Exercise prompt
Where the word "JSON" occurs in a line, return that line.

Data listing
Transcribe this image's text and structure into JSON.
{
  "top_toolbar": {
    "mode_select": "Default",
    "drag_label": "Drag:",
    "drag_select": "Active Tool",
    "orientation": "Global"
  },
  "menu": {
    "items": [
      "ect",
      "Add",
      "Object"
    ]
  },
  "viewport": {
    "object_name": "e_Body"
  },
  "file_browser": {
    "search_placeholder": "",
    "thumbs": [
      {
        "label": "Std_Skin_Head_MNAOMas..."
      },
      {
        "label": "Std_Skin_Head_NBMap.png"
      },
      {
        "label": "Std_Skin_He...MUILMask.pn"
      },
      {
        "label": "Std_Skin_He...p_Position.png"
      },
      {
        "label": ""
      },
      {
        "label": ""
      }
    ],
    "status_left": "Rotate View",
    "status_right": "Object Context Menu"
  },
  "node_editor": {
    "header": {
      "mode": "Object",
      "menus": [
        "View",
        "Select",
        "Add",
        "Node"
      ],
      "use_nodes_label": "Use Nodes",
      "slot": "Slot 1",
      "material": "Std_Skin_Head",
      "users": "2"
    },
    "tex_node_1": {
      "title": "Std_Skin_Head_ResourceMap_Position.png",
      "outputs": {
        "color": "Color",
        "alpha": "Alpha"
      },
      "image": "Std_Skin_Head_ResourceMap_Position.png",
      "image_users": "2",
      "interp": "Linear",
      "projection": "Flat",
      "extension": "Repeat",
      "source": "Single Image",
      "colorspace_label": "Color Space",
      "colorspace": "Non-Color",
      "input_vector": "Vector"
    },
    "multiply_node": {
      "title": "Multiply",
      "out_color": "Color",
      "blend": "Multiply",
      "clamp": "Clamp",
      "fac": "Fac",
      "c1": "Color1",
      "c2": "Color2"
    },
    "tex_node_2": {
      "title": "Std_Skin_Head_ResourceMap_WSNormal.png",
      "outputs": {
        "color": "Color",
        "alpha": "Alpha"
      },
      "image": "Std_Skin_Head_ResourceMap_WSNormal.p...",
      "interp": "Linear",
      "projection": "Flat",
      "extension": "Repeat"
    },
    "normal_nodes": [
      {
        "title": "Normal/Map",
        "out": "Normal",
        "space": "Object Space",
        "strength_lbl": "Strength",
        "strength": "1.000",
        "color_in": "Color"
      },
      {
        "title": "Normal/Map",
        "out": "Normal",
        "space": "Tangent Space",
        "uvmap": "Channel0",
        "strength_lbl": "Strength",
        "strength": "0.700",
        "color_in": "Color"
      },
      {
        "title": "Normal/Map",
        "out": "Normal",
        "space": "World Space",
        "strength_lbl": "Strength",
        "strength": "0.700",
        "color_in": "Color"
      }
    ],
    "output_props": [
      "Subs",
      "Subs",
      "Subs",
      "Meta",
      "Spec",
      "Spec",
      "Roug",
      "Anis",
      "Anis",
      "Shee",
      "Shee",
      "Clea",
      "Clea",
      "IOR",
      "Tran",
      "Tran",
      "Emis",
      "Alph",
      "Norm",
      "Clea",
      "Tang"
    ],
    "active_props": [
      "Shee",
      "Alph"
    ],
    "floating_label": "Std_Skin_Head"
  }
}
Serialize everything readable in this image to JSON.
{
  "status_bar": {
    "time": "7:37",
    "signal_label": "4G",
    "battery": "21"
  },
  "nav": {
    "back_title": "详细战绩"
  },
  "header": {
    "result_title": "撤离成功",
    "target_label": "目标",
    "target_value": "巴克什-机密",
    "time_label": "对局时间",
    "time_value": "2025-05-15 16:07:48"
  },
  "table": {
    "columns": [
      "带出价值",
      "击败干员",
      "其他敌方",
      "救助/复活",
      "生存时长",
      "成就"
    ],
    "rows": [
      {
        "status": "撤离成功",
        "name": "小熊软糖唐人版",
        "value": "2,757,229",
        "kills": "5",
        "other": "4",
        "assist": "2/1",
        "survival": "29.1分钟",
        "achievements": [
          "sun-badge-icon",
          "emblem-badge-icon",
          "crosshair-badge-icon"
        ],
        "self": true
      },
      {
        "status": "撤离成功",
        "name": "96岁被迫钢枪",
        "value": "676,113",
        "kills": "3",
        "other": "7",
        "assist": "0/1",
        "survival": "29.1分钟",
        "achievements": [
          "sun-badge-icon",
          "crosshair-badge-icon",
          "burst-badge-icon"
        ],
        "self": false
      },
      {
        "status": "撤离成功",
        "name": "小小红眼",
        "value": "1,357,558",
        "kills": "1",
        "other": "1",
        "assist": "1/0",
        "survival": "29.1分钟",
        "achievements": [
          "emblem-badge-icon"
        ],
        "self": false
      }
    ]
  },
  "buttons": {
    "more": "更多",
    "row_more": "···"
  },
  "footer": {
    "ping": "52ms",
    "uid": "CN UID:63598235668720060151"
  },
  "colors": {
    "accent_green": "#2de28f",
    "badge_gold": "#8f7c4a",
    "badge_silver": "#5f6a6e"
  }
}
==
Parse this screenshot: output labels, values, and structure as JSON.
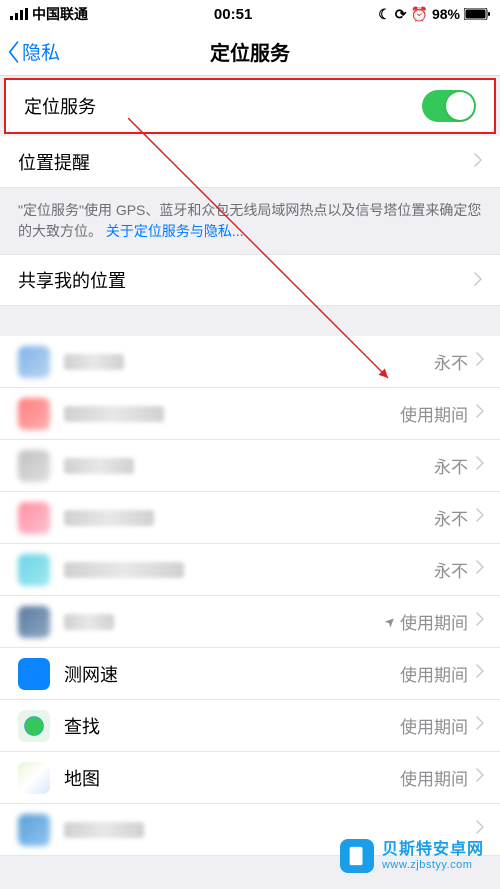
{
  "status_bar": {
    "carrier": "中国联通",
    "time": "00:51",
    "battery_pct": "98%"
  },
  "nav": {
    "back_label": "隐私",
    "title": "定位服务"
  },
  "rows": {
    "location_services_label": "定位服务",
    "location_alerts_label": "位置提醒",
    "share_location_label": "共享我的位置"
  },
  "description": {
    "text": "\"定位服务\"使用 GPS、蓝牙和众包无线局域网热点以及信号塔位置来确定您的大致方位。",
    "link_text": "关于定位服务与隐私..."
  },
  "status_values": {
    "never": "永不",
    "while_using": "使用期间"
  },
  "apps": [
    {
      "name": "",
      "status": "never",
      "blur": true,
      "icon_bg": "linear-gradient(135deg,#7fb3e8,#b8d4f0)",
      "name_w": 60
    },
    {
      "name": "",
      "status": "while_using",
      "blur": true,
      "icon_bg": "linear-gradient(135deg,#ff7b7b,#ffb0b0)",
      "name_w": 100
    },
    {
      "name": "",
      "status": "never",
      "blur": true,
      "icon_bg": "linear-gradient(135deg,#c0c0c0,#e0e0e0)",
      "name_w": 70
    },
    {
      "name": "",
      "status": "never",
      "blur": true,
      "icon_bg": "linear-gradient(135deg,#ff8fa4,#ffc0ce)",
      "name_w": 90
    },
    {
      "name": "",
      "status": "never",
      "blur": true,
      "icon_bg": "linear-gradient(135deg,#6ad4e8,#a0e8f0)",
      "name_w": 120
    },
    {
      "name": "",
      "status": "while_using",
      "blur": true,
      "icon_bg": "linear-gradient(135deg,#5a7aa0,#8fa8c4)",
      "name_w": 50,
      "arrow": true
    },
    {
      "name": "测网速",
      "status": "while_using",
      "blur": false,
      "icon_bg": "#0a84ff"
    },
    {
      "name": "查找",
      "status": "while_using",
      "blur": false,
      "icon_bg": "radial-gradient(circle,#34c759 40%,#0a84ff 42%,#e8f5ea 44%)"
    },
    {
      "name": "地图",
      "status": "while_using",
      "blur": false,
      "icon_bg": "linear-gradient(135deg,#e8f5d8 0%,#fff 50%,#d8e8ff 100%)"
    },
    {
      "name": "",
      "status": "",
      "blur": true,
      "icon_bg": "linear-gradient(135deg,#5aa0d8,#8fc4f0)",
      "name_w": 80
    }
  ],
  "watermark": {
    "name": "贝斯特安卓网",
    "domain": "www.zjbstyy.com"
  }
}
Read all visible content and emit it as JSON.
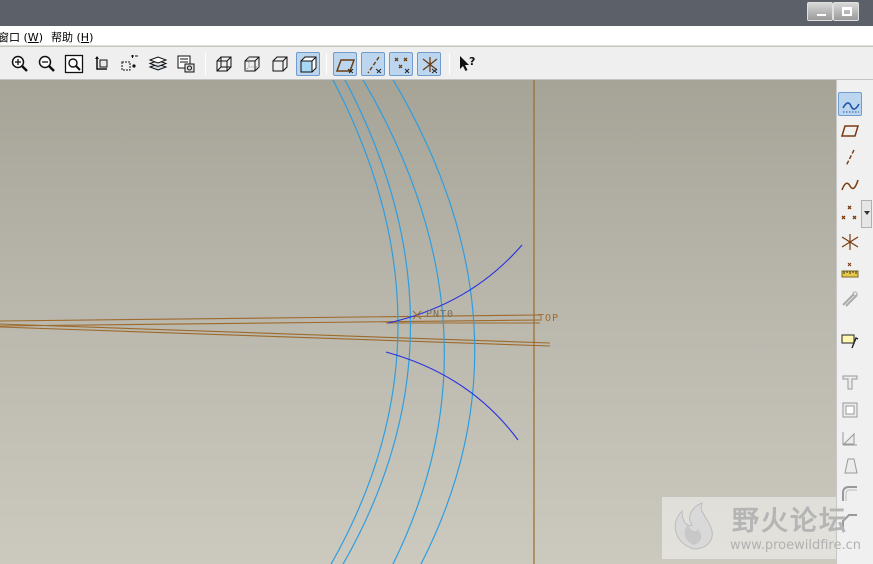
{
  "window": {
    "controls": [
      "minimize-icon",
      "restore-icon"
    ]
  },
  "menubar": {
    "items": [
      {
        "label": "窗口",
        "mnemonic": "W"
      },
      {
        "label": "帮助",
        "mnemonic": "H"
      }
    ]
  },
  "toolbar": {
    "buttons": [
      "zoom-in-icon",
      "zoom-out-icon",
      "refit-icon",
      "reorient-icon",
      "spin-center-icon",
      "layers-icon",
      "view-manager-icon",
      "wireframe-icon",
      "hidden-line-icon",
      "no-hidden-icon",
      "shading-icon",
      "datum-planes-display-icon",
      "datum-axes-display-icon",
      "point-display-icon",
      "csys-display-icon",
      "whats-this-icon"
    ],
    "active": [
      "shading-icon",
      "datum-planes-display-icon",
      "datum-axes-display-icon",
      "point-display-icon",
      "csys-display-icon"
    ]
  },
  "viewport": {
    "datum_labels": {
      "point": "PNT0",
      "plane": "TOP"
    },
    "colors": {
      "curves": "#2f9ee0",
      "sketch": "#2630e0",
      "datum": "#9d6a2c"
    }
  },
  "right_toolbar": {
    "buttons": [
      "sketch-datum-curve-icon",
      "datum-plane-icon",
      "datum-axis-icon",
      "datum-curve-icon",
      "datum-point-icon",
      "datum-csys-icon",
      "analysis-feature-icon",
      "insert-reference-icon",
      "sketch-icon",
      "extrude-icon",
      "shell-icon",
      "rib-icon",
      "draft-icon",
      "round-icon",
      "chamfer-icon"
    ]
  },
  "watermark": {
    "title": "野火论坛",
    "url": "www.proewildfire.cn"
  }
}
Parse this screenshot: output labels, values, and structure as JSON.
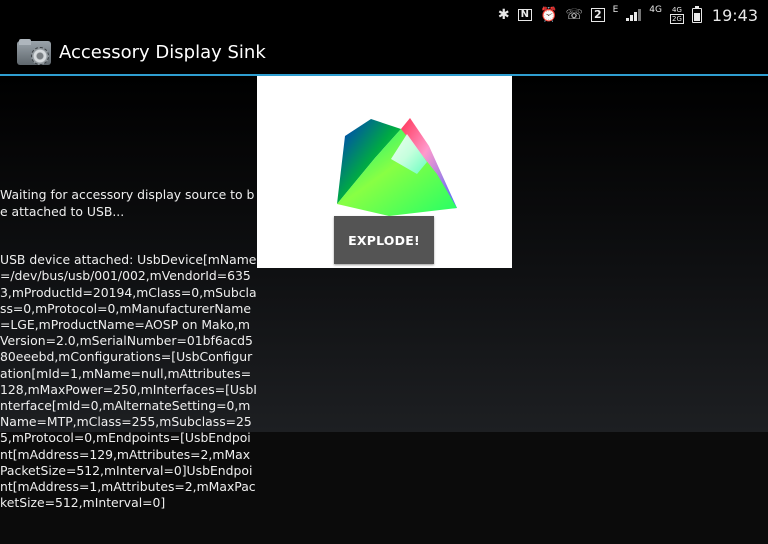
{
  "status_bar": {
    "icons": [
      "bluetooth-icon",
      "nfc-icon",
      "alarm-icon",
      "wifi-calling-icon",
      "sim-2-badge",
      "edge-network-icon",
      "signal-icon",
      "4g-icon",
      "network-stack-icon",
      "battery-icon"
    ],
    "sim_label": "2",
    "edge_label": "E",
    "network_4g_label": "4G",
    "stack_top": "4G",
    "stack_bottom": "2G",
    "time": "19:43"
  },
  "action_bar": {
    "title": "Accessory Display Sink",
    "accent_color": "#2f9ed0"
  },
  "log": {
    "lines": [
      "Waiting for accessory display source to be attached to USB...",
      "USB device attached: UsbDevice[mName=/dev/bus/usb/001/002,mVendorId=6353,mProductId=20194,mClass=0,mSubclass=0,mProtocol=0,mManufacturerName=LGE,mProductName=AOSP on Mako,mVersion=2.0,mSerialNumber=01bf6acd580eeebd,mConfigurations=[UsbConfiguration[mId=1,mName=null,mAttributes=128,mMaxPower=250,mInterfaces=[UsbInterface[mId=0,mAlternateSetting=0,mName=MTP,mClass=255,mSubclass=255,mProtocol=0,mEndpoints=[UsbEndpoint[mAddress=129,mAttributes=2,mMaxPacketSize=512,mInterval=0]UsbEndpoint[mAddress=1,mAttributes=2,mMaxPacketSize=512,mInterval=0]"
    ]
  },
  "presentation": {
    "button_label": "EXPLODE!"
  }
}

Solution
Transcribe this image's text and structure into JSON.
Serialize everything readable in this image to JSON.
Parse this screenshot: output labels, values, and structure as JSON.
Read all visible content and emit it as JSON.
Parse this screenshot: output labels, values, and structure as JSON.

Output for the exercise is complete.